Entries taken from a collection:
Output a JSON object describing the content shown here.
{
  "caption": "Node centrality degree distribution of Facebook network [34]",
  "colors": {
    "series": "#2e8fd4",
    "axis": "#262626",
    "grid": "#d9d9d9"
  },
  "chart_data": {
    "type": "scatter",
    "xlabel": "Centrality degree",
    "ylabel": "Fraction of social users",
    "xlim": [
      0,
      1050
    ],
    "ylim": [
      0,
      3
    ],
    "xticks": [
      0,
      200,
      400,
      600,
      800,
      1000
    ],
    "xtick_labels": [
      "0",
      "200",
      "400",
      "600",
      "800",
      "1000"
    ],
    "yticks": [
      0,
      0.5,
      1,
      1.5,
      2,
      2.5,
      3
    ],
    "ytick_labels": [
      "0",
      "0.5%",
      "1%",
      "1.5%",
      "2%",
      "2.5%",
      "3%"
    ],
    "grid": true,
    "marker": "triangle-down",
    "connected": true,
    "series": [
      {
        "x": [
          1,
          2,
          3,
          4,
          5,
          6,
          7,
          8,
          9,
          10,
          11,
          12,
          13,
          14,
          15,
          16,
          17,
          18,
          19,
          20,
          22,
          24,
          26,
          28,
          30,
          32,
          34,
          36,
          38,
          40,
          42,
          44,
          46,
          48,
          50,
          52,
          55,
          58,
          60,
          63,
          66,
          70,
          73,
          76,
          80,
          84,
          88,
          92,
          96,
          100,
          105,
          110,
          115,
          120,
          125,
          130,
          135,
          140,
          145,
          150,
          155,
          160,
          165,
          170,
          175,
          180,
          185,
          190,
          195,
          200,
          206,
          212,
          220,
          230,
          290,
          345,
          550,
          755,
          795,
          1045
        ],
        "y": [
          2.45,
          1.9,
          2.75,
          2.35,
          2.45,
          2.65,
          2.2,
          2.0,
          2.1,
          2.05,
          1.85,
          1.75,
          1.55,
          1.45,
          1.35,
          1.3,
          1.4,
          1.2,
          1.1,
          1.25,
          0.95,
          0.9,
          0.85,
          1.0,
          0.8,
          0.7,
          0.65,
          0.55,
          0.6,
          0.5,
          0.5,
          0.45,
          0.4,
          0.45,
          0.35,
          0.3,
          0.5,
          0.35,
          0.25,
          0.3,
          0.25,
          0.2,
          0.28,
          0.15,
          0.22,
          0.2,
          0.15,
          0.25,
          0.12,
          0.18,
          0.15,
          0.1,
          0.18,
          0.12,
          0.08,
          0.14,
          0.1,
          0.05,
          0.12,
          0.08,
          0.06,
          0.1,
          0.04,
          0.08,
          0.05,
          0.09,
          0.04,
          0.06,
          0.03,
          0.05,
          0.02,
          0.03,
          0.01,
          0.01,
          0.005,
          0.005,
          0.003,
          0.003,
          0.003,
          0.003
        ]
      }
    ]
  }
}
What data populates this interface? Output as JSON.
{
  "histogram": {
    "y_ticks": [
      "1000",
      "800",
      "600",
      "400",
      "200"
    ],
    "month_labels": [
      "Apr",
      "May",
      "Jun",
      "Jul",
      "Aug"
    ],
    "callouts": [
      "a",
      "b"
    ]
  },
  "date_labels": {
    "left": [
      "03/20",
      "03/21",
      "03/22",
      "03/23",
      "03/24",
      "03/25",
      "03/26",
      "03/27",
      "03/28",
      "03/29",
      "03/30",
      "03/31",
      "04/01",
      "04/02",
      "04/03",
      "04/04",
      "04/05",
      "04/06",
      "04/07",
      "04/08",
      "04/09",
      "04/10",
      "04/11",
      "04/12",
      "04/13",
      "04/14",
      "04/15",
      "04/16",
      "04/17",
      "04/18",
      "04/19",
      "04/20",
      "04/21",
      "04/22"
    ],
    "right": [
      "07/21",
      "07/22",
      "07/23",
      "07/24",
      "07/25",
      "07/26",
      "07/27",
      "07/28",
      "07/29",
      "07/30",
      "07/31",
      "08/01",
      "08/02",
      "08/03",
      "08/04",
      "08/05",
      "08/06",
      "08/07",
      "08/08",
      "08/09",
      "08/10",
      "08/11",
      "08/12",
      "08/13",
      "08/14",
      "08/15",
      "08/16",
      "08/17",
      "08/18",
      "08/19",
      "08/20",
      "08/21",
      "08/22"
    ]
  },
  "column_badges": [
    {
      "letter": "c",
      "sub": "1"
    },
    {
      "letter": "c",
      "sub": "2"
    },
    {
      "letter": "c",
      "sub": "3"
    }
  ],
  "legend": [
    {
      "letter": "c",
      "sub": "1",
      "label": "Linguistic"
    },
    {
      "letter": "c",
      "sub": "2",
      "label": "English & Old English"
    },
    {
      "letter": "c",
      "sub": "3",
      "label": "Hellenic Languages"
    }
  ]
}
...
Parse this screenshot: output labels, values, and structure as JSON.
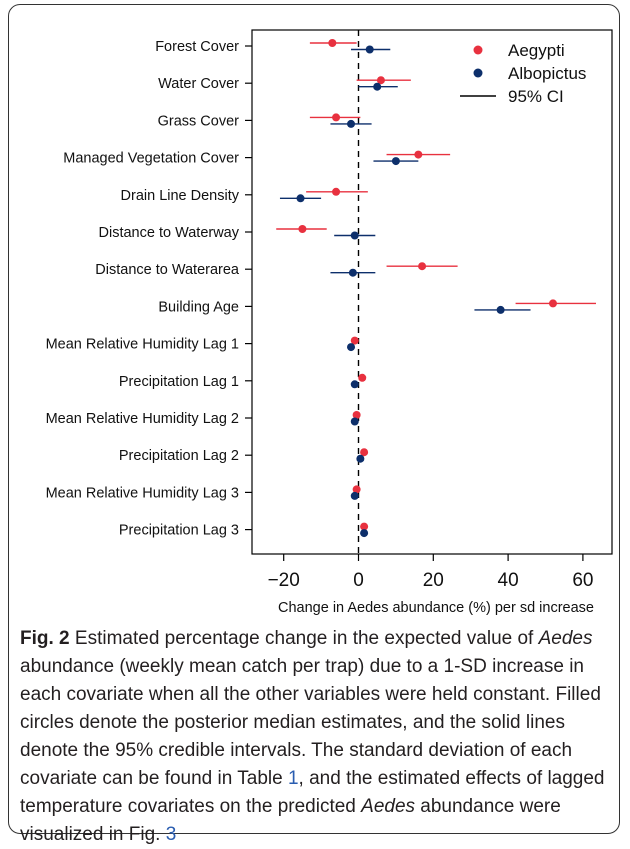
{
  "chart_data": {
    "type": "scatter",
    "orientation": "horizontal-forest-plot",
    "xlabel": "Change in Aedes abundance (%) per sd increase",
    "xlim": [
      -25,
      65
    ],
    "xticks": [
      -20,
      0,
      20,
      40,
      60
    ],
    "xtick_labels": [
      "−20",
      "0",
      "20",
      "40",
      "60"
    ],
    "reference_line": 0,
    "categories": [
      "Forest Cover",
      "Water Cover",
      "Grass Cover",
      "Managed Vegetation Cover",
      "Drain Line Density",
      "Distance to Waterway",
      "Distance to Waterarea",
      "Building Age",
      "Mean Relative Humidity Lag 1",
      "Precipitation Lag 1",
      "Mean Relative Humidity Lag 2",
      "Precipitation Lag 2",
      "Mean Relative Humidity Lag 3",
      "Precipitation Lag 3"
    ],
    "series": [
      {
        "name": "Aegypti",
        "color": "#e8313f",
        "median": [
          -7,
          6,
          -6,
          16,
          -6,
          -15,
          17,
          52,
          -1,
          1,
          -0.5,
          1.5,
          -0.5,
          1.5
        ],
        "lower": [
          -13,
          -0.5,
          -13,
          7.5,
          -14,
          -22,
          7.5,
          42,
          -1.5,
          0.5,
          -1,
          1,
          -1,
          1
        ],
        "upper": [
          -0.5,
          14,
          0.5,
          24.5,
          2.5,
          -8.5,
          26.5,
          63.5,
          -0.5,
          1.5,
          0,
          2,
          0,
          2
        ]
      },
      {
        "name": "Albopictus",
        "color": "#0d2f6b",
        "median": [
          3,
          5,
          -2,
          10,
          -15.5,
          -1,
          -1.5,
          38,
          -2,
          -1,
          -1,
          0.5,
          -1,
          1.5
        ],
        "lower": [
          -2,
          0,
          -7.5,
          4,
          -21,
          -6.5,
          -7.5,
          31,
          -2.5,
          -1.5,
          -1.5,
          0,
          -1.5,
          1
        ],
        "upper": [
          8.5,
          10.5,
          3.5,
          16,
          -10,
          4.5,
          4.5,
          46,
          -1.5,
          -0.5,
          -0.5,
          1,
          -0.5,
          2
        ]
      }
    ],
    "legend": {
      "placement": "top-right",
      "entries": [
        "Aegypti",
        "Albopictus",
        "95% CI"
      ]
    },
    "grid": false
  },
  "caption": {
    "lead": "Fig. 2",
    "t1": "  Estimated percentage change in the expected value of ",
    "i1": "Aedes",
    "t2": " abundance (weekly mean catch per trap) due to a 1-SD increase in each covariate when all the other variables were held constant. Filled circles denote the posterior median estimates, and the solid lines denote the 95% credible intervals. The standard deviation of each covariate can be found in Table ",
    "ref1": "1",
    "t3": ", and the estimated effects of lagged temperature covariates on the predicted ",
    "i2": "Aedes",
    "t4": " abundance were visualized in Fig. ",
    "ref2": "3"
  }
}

## Job
From the material, report only how many lines include the word "abundance".

## Final result
3